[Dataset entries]
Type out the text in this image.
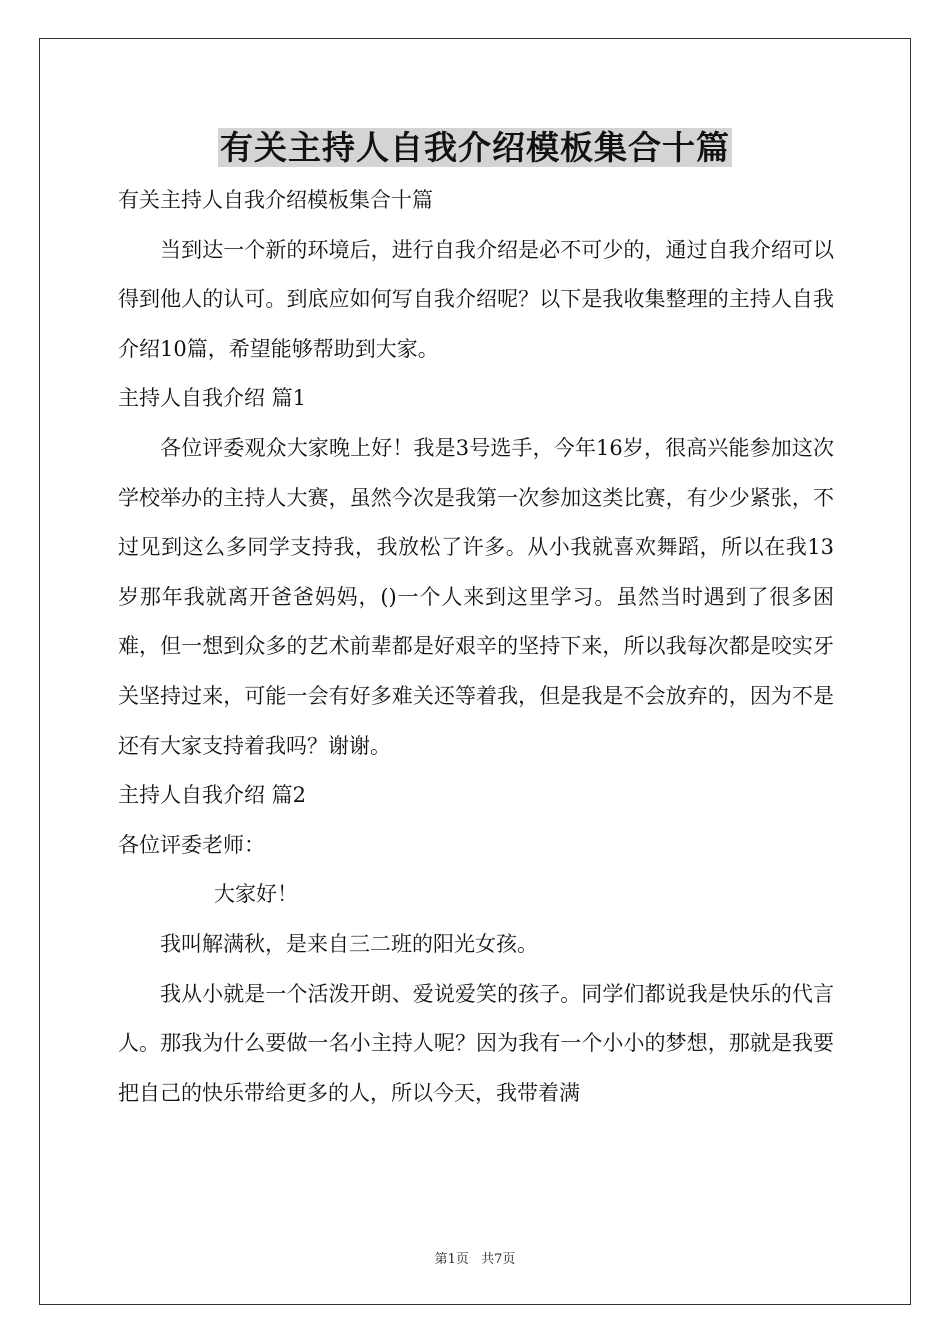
有关主持人自我介绍模板集合十篇

有关主持人自我介绍模板集合十篇

当到达一个新的环境后，进行自我介绍是必不可少的，通过自我介绍可以得到他人的认可。到底应如何写自我介绍呢？以下是我收集整理的主持人自我介绍10篇，希望能够帮助到大家。

主持人自我介绍 篇1

各位评委观众大家晚上好！我是3号选手，今年16岁，很高兴能参加这次学校举办的主持人大赛，虽然今次是我第一次参加这类比赛，有少少紧张，不过见到这么多同学支持我，我放松了许多。从小我就喜欢舞蹈，所以在我13岁那年我就离开爸爸妈妈，()一个人来到这里学习。虽然当时遇到了很多困难，但一想到众多的艺术前辈都是好艰辛的坚持下来，所以我每次都是咬实牙关坚持过来，可能一会有好多难关还等着我，但是我是不会放弃的，因为不是还有大家支持着我吗？谢谢。

主持人自我介绍 篇2

各位评委老师：

大家好！

我叫解满秋，是来自三二班的阳光女孩。

我从小就是一个活泼开朗、爱说爱笑的孩子。同学们都说我是快乐的代言人。那我为什么要做一名小主持人呢？因为我有一个小小的梦想，那就是我要把自己的快乐带给更多的人，所以今天，我带着满

第1页 共7页
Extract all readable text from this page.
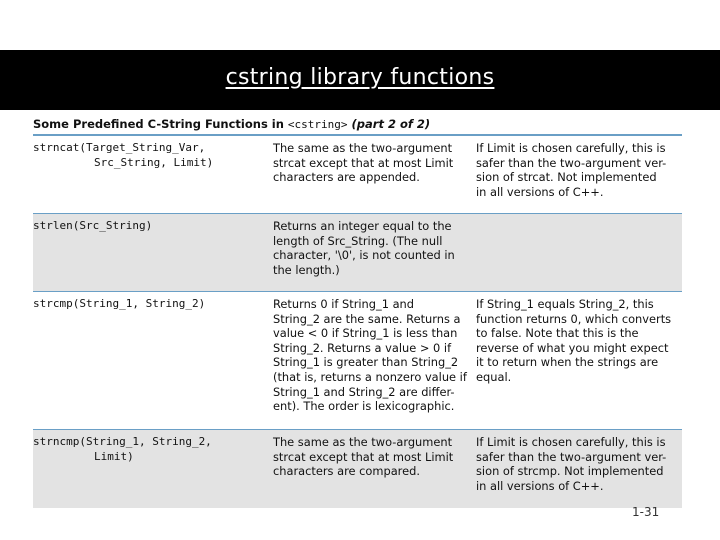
cstring library functions
Some Predefined C-String Functions in <cstring> (part 2 of 2)
strncat(Target_String_Var,
Src_String, Limit)
The same as the two-argument
strcat except that at most Limit
characters are appended.
If Limit is chosen carefully, this is
safer than the two-argument ver-
sion of strcat. Not implemented
in all versions of C++.
strlen(Src_String)	Returns an integer equal to the
length of Src_String. (The null
character, '\0', is not counted in
the length.)
strcmp(String_1, String_2)	Returns 0 if String_1 and
String_2 are the same. Returns a
value < 0 if String_1 is less than
String_2. Returns a value > 0 if
String_1 is greater than String_2
(that is, returns a nonzero value if
String_1 and String_2 are differ-
ent). The order is lexicographic.
If String_1 equals String_2, this
function returns 0, which converts
to false. Note that this is the
reverse of what you might expect
it to return when the strings are
equal.
strncmp(String_1, String_2,
Limit)
The same as the two-argument
strcat except that at most Limit
characters are compared.
If Limit is chosen carefully, this is
safer than the two-argument ver-
sion of strcmp. Not implemented
in all versions of C++.
1-31
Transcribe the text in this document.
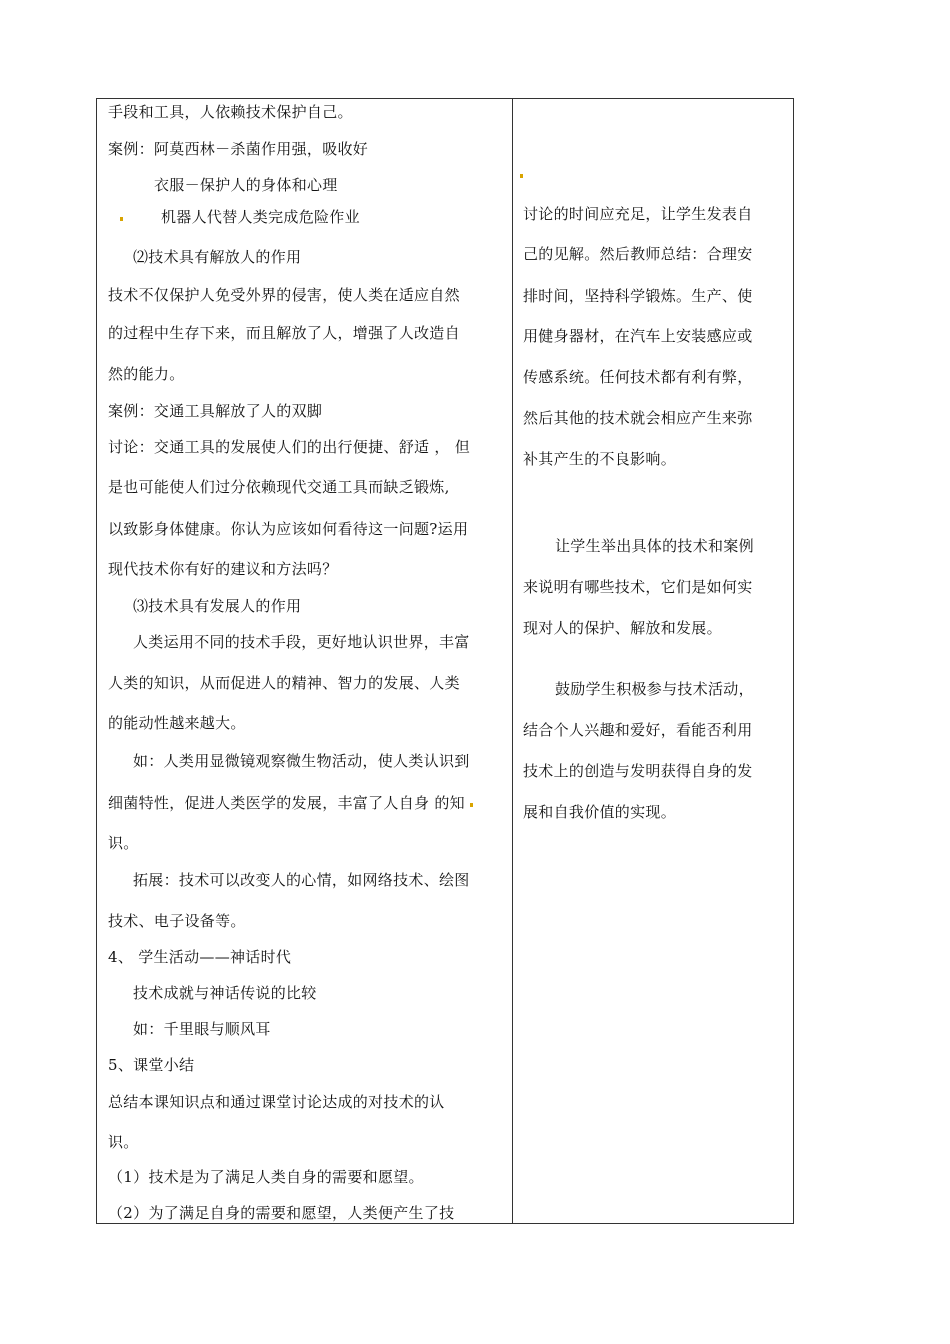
手段和工具，人依赖技术保护自己。
案例：阿莫西林－杀菌作用强，吸收好
衣服－保护人的身体和心理
机器人代替人类完成危险作业
⑵技术具有解放人的作用
技术不仅保护人免受外界的侵害，使人类在适应自然
的过程中生存下来，而且解放了人，增强了人改造自
然的能力。
案例：交通工具解放了人的双脚
讨论：交通工具的发展使人们的出行便捷、舒适 ， 但
是也可能使人们过分依赖现代交通工具而缺乏锻炼,
以致影身体健康。你认为应该如何看待这一问题?运用
现代技术你有好的建议和方法吗？
⑶技术具有发展人的作用
人类运用不同的技术手段，更好地认识世界，丰富
人类的知识，从而促进人的精神、智力的发展、人类
的能动性越来越大。
如：人类用显微镜观察微生物活动，使人类认识到
细菌特性，促进人类医学的发展，丰富了人自身 的知
识。
拓展：技术可以改变人的心情，如网络技术、绘图
技术、电子设备等。
4、 学生活动——神话时代
技术成就与神话传说的比较
如：千里眼与顺风耳
5、课堂小结
总结本课知识点和通过课堂讨论达成的对技术的认
识。
（1）技术是为了满足人类自身的需要和愿望。
（2）为了满足自身的需要和愿望，人类便产生了技
讨论的时间应充足，让学生发表自
己的见解。然后教师总结：合理安
排时间，坚持科学锻炼。生产、使
用健身器材，在汽车上安装感应或
传感系统。任何技术都有利有弊，
然后其他的技术就会相应产生来弥
补其产生的不良影响。
让学生举出具体的技术和案例
来说明有哪些技术，它们是如何实
现对人的保护、解放和发展。
鼓励学生积极参与技术活动，
结合个人兴趣和爱好，看能否利用
技术上的创造与发明获得自身的发
展和自我价值的实现。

WRITTEN TASK | Every record is to be reproduced exactly, with no pictures included.

PROBLEM SOLUTION |
Type out the text in this image.
有关主持人自我介绍模板集合十篇

有关主持人自我介绍模板集合十篇

当到达一个新的环境后，进行自我介绍是必不可少的，通过自我介绍可以得到他人的认可。到底应如何写自我介绍呢？以下是我收集整理的主持人自我介绍10篇，希望能够帮助到大家。

主持人自我介绍 篇1

各位评委观众大家晚上好！我是3号选手，今年16岁，很高兴能参加这次学校举办的主持人大赛，虽然今次是我第一次参加这类比赛，有少少紧张，不过见到这么多同学支持我，我放松了许多。从小我就喜欢舞蹈，所以在我13岁那年我就离开爸爸妈妈，()一个人来到这里学习。虽然当时遇到了很多困难，但一想到众多的艺术前辈都是好艰辛的坚持下来，所以我每次都是咬实牙关坚持过来，可能一会有好多难关还等着我，但是我是不会放弃的，因为不是还有大家支持着我吗？谢谢。

主持人自我介绍 篇2

各位评委老师：

大家好！

我叫解满秋，是来自三二班的阳光女孩。

我从小就是一个活泼开朗、爱说爱笑的孩子。同学们都说我是快乐的代言人。那我为什么要做一名小主持人呢？因为我有一个小小的梦想，那就是我要把自己的快乐带给更多的人，所以今天，我带着满

第1页 共7页
Extract all readable text from this page.
cstring library functions
Some Predefined C-String Functions in <cstring> (part 2 of 2)
strncat(Target_String_Var,
Src_String, Limit)
The same as the two-argument
strcat except that at most Limit
characters are appended.
If Limit is chosen carefully, this is
safer than the two-argument ver-
sion of strcat. Not implemented
in all versions of C++.
strlen(Src_String)	Returns an integer equal to the
length of Src_String. (The null
character, '\0', is not counted in
the length.)
strcmp(String_1, String_2)	Returns 0 if String_1 and
String_2 are the same. Returns a
value < 0 if String_1 is less than
String_2. Returns a value > 0 if
String_1 is greater than String_2
(that is, returns a nonzero value if
String_1 and String_2 are differ-
ent). The order is lexicographic.
If String_1 equals String_2, this
function returns 0, which converts
to false. Note that this is the
reverse of what you might expect
it to return when the strings are
equal.
strncmp(String_1, String_2,
Limit)
The same as the two-argument
strcat except that at most Limit
characters are compared.
If Limit is chosen carefully, this is
safer than the two-argument ver-
sion of strcmp. Not implemented
in all versions of C++.
1-31
Transcribe the text in this document.
手段和工具，人依赖技术保护自己。
案例：阿莫西林－杀菌作用强，吸收好
衣服－保护人的身体和心理
机器人代替人类完成危险作业
⑵技术具有解放人的作用
技术不仅保护人免受外界的侵害，使人类在适应自然
的过程中生存下来，而且解放了人，增强了人改造自
然的能力。
案例：交通工具解放了人的双脚
讨论：交通工具的发展使人们的出行便捷、舒适 ， 但
是也可能使人们过分依赖现代交通工具而缺乏锻炼,
以致影身体健康。你认为应该如何看待这一问题?运用
现代技术你有好的建议和方法吗？
⑶技术具有发展人的作用
人类运用不同的技术手段，更好地认识世界，丰富
人类的知识，从而促进人的精神、智力的发展、人类
的能动性越来越大。
如：人类用显微镜观察微生物活动，使人类认识到
细菌特性，促进人类医学的发展，丰富了人自身 的知
识。
拓展：技术可以改变人的心情，如网络技术、绘图
技术、电子设备等。
4、 学生活动——神话时代
技术成就与神话传说的比较
如：千里眼与顺风耳
5、课堂小结
总结本课知识点和通过课堂讨论达成的对技术的认
识。
（1）技术是为了满足人类自身的需要和愿望。
（2）为了满足自身的需要和愿望，人类便产生了技
讨论的时间应充足，让学生发表自
己的见解。然后教师总结：合理安
排时间，坚持科学锻炼。生产、使
用健身器材，在汽车上安装感应或
传感系统。任何技术都有利有弊，
然后其他的技术就会相应产生来弥
补其产生的不良影响。
让学生举出具体的技术和案例
来说明有哪些技术，它们是如何实
现对人的保护、解放和发展。
鼓励学生积极参与技术活动，
结合个人兴趣和爱好，看能否利用
技术上的创造与发明获得自身的发
展和自我价值的实现。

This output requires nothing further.